Output each line of the material exactly as it stands.

......

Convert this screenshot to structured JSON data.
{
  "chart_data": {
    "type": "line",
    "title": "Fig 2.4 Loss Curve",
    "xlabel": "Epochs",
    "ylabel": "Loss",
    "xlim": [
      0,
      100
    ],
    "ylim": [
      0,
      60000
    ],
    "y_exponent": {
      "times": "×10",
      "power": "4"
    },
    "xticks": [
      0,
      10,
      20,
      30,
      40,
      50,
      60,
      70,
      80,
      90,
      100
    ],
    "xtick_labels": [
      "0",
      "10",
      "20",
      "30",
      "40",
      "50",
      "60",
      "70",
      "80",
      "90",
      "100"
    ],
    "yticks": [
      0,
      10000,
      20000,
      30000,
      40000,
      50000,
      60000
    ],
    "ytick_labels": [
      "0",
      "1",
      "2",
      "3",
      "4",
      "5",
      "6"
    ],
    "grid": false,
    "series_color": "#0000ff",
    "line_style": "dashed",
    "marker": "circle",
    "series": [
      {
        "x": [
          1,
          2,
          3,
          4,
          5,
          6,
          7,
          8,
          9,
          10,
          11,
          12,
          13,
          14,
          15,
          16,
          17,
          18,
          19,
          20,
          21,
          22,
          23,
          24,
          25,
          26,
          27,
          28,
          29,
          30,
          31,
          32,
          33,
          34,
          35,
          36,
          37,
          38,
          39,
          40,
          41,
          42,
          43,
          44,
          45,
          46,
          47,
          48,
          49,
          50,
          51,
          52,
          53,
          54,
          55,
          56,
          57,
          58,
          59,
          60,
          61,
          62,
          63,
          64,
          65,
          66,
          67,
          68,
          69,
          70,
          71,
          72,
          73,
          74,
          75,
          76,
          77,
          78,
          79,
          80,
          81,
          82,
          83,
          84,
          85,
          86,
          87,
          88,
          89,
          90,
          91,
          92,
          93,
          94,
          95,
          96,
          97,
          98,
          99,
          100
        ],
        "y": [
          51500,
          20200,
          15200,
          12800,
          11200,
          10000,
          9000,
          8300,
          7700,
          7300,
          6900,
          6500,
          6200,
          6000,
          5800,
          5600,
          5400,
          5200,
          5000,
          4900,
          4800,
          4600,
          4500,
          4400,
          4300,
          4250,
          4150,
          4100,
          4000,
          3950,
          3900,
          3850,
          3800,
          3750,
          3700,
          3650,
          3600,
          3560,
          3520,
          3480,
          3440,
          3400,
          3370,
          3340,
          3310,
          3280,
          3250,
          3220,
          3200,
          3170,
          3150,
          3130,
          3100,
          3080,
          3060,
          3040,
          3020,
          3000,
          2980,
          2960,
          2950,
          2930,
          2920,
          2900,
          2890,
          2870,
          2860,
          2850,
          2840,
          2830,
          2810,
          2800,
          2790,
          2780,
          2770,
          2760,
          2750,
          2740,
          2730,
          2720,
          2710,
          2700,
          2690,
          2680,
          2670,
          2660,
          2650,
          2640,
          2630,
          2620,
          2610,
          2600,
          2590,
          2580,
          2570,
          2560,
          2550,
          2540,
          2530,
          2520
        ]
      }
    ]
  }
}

......

» **PROBLEM SOLUTION**
Convert this screenshot to structured JSON data.
{
  "chart_data": {
    "type": "line",
    "title": "Fig 2.4 Loss Curve",
    "xlabel": "Epochs",
    "ylabel": "Loss",
    "xlim": [
      0,
      100
    ],
    "ylim": [
      0,
      60000
    ],
    "y_exponent": {
      "times": "×10",
      "power": "4"
    },
    "xticks": [
      0,
      10,
      20,
      30,
      40,
      50,
      60,
      70,
      80,
      90,
      100
    ],
    "xtick_labels": [
      "0",
      "10",
      "20",
      "30",
      "40",
      "50",
      "60",
      "70",
      "80",
      "90",
      "100"
    ],
    "yticks": [
      0,
      10000,
      20000,
      30000,
      40000,
      50000,
      60000
    ],
    "ytick_labels": [
      "0",
      "1",
      "2",
      "3",
      "4",
      "5",
      "6"
    ],
    "grid": false,
    "series_color": "#0000ff",
    "line_style": "dashed",
    "marker": "circle",
    "series": [
      {
        "x": [
          1,
          2,
          3,
          4,
          5,
          6,
          7,
          8,
          9,
          10,
          11,
          12,
          13,
          14,
          15,
          16,
          17,
          18,
          19,
          20,
          21,
          22,
          23,
          24,
          25,
          26,
          27,
          28,
          29,
          30,
          31,
          32,
          33,
          34,
          35,
          36,
          37,
          38,
          39,
          40,
          41,
          42,
          43,
          44,
          45,
          46,
          47,
          48,
          49,
          50,
          51,
          52,
          53,
          54,
          55,
          56,
          57,
          58,
          59,
          60,
          61,
          62,
          63,
          64,
          65,
          66,
          67,
          68,
          69,
          70,
          71,
          72,
          73,
          74,
          75,
          76,
          77,
          78,
          79,
          80,
          81,
          82,
          83,
          84,
          85,
          86,
          87,
          88,
          89,
          90,
          91,
          92,
          93,
          94,
          95,
          96,
          97,
          98,
          99,
          100
        ],
        "y": [
          51500,
          20200,
          15200,
          12800,
          11200,
          10000,
          9000,
          8300,
          7700,
          7300,
          6900,
          6500,
          6200,
          6000,
          5800,
          5600,
          5400,
          5200,
          5000,
          4900,
          4800,
          4600,
          4500,
          4400,
          4300,
          4250,
          4150,
          4100,
          4000,
          3950,
          3900,
          3850,
          3800,
          3750,
          3700,
          3650,
          3600,
          3560,
          3520,
          3480,
          3440,
          3400,
          3370,
          3340,
          3310,
          3280,
          3250,
          3220,
          3200,
          3170,
          3150,
          3130,
          3100,
          3080,
          3060,
          3040,
          3020,
          3000,
          2980,
          2960,
          2950,
          2930,
          2920,
          2900,
          2890,
          2870,
          2860,
          2850,
          2840,
          2830,
          2810,
          2800,
          2790,
          2780,
          2770,
          2760,
          2750,
          2740,
          2730,
          2720,
          2710,
          2700,
          2690,
          2680,
          2670,
          2660,
          2650,
          2640,
          2630,
          2620,
          2610,
          2600,
          2590,
          2580,
          2570,
          2560,
          2550,
          2540,
          2530,
          2520
        ]
      }
    ]
  }
}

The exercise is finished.